◆ 引用文 ◆
==============================

アンソニー・ホプキンス最後のレクター。
【ストーリー】
FBI捜査官ウィル・グレアムは、連続殺人の捜査のため、精神科医のハンニバル・レクター博士に助言を受けていた。だが、偶然目にしたものからレクターが犯人であると判明、苦闘の末に逮捕する。しかし、これが影響して精神的疲労が募り、現役を引退。今は家族とフロリダで静かに暮らしていた。そんな彼のもとをある日、元上司のジャック・クロフォードが訪れる。彼はウィルに、最近起きた二家族惨殺事件の捜査協力を願い出た。一度は断るウィルだったが、殺された家族の状況を知るうち捜査に加わるようになる。それでもなかなか犯人像を割り出せないウィルは、やむなく拘禁中のレクターのもとへ意見を聞きに出向くのだが…。
【キャスト】
アンソニー・ホプキンス:ハンニバル・レクター博士
エドワード・ノートン:ウィル・グレアム
レイフ・ファインズ:フランシス・ダラハイド
エミリー・ワトソン:リーバ・マクレーン
フィリップ・シーモア・ホフマン:フレディ・ラウンズ
メアリー=ルイーズ・パーカー:モリー・グレアム
ハーヴェイ・カイテル:ジャック・クロフォード
アンソニー・ヒールド:チルトン博士
フランキー・フェイソン:バーニー
タイラー・パトリック・ジョーンズ:ジョシュ・グレアム
ブレンダ・ストロング
マルグリット・マッキンタイア
【スタッフ】
監督:ブレット・ラトナー
製作総指揮:アンドリュー・Z・デイヴィス
原作:トマス・ハリス
脚本:テッド・タリー
音楽:ダニー・エルフマン
2002年 124分
<シネマトゥデイより>
レッド・ドラゴンはただのサスペンス!

==============================

◆ 提供資料 ◆
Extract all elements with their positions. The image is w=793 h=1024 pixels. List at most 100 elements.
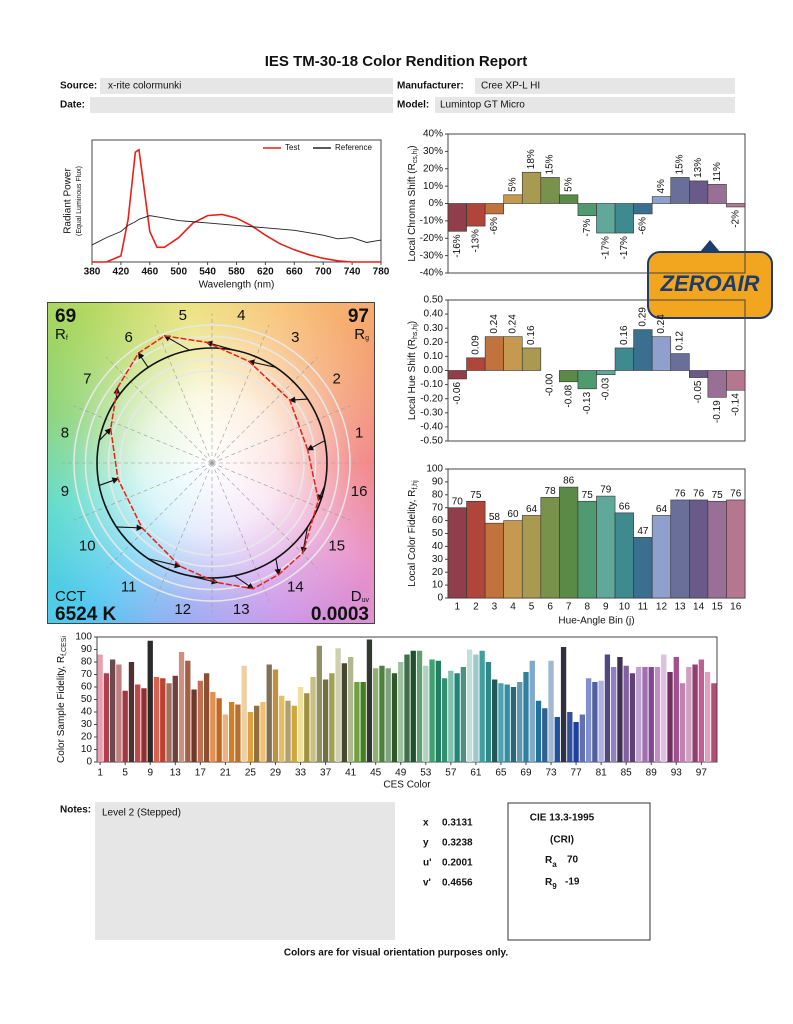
field-value: x-rite colormunki [108,81,181,92]
bar [466,500,486,599]
y-tick-label: 70 [432,502,444,513]
x-tick-label: 57 [445,768,457,779]
x-axis-label: CES Color [383,780,431,791]
bar [670,353,690,371]
rg-label-part: R [354,326,365,343]
y-tick-label: 60 [81,682,93,693]
bar [391,673,398,762]
bar [540,177,560,204]
duv-label-part: D [351,588,362,605]
x-tick-label: 540 [199,267,216,278]
bar [504,684,510,762]
bar [559,370,579,383]
y-axis-label-part: cs,hj [412,148,419,163]
x-tick-label: 65 [495,768,507,779]
y-axis-label-part: Local Hue Shift (R [407,339,418,420]
y-tick-label: -0.40 [420,422,443,433]
y-tick-label: -0.30 [420,407,443,418]
duv-label: Duv [351,588,370,605]
x-tick-label: 37 [320,768,332,779]
bin-boundary [106,357,213,464]
guide-circle [107,358,317,568]
field-label: Source: [60,81,97,92]
rf-label-part: R [55,326,66,343]
shift-vector [163,335,190,351]
bin-boundary [211,405,351,464]
bar [147,640,153,762]
bin-label: 5 [179,307,187,324]
y-tick-label: 0.50 [424,295,444,306]
duv-value: 0.0003 [311,604,369,625]
bin-boundary [106,462,213,569]
bar [485,662,492,762]
bar [617,657,623,762]
bar [423,665,429,762]
value-label: 86 [563,476,575,487]
shift-vector [306,440,326,451]
y-tick-label: 10% [423,181,443,192]
value-label: -0.08 [563,384,574,407]
y-tick-label: 60 [432,515,444,526]
bar [651,196,672,204]
bar [103,673,110,762]
bar [651,336,672,371]
bar [484,203,504,215]
y-tick-label: 0% [429,198,444,209]
value-label: 0.16 [526,325,537,345]
value-label: 47 [637,526,649,537]
bar [235,704,241,762]
value-label: -0.06 [452,382,463,405]
bar [404,654,410,762]
value-label: -6% [489,217,500,235]
bar [285,700,291,762]
y-axis-label: Color Sample Fidelity, Rf,CESi [56,636,69,763]
shift-vector [189,575,219,585]
shift-vector [274,558,281,576]
bar [517,682,523,762]
x-tick-label: 7 [566,602,572,613]
x-axis-label: Wavelength (nm) [199,280,275,291]
y-tick-label: 80 [432,489,444,500]
cct-label: CCT [55,588,86,605]
bin-label: 9 [61,483,69,500]
shift-vector [247,359,277,368]
bar [109,659,116,762]
bar [585,678,592,762]
bar [560,647,567,762]
bar [596,203,616,234]
y-axis-label: (Equal Luminous Flux) [76,166,83,236]
bin-label: 3 [291,329,299,346]
bar [596,370,616,376]
bar [614,347,634,371]
bar [466,357,486,371]
y-tick-label: 90 [432,477,444,488]
bar [642,667,648,762]
x-tick-label: 93 [671,768,683,779]
bar [122,690,128,762]
bar [523,672,529,762]
y-tick-label: 30 [432,554,444,565]
x-tick-label: 61 [470,768,482,779]
bin-boundary [211,462,351,521]
bar [598,680,604,762]
cct-value: 6524 K [55,604,117,625]
y-tick-label: 0.10 [424,351,444,362]
x-tick-label: 45 [370,768,382,779]
value-label: -17% [619,236,630,259]
x-tick-label: 740 [344,267,361,278]
bar [592,682,598,762]
y-tick-label: 80 [81,657,93,668]
y-axis-label-part: f,CESi [61,636,68,656]
coord-label: y [423,838,429,849]
coord-label: x [423,818,429,829]
y-tick-label: -30% [420,250,443,261]
value-label: -17% [600,236,611,259]
bar [441,678,448,762]
duv-label-part: uv [362,597,370,604]
notes-label: Notes: [60,805,91,816]
y-tick-label: -0.10 [420,379,443,390]
value-label: 70 [452,496,464,507]
bar [297,687,304,762]
y-tick-label: 0.30 [424,323,444,334]
y-tick-label: 0.20 [424,337,444,348]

==============================

◆ 課題一覧 ◆
- A) 引用文によると、現役を引退したウィル・グレアムは、今はどこで誰と暮らしているか。
- B) 次の(i)〜(iii)が引用文の内容と合っているかどうかを判断しなさい。それぞれ「はい」か「いいえ」で答え、決め手となる引用文の語句をそのまま引用すること。
(i) ウィル・グレアムは苦闘の末にレクターを逮捕した。
(ii) ジャック・クロフォードはウィルの元部下である。
(iii) ウィルは二家族惨殺事件の捜査協力を初めから引き受けた。
- C) 引用文の「アンソニー・ホプキンス最後のレクター。」から「意見を聞きに出向くのだが…。」までを両端も含めて書き直しなさい。その際、「フロリダ」を「カリフォルニア」に置き換えること。

◆ 解答例 ◆
- A) 家族とフロリダで暮らしている。

- B)
(i) はい。「苦闘の末に逮捕する」
(ii) いいえ。「元上司のジャック・クロフォード」
(iii) いいえ。「一度は断るウィルだった」

- C)
アンソニー・ホプキンス最後のレクター。
【ストーリー】
FBI捜査官ウィル・グレアムは、連続殺人の捜査のため、精神科医のハンニバル・レクター博士に助言を受けていた。だが、偶然目にしたものからレクターが犯人であると判明、苦闘の末に逮捕する。しかし、これが影響して精神的疲労が募り、現役を引退。今は家族とカリフォルニアで静かに暮らしていた。そんな彼のもとをある日、元上司のジャック・クロフォードが訪れる。彼はウィルに、最近起きた二家族惨殺事件の捜査協力を願い出た。一度は断るウィルだったが、殺された家族の状況を知るうち捜査に加わるようになる。それでもなかなか犯人像を割り出せないウィルは、やむなく拘禁中のレクターのもとへ意見を聞きに出向くのだが…。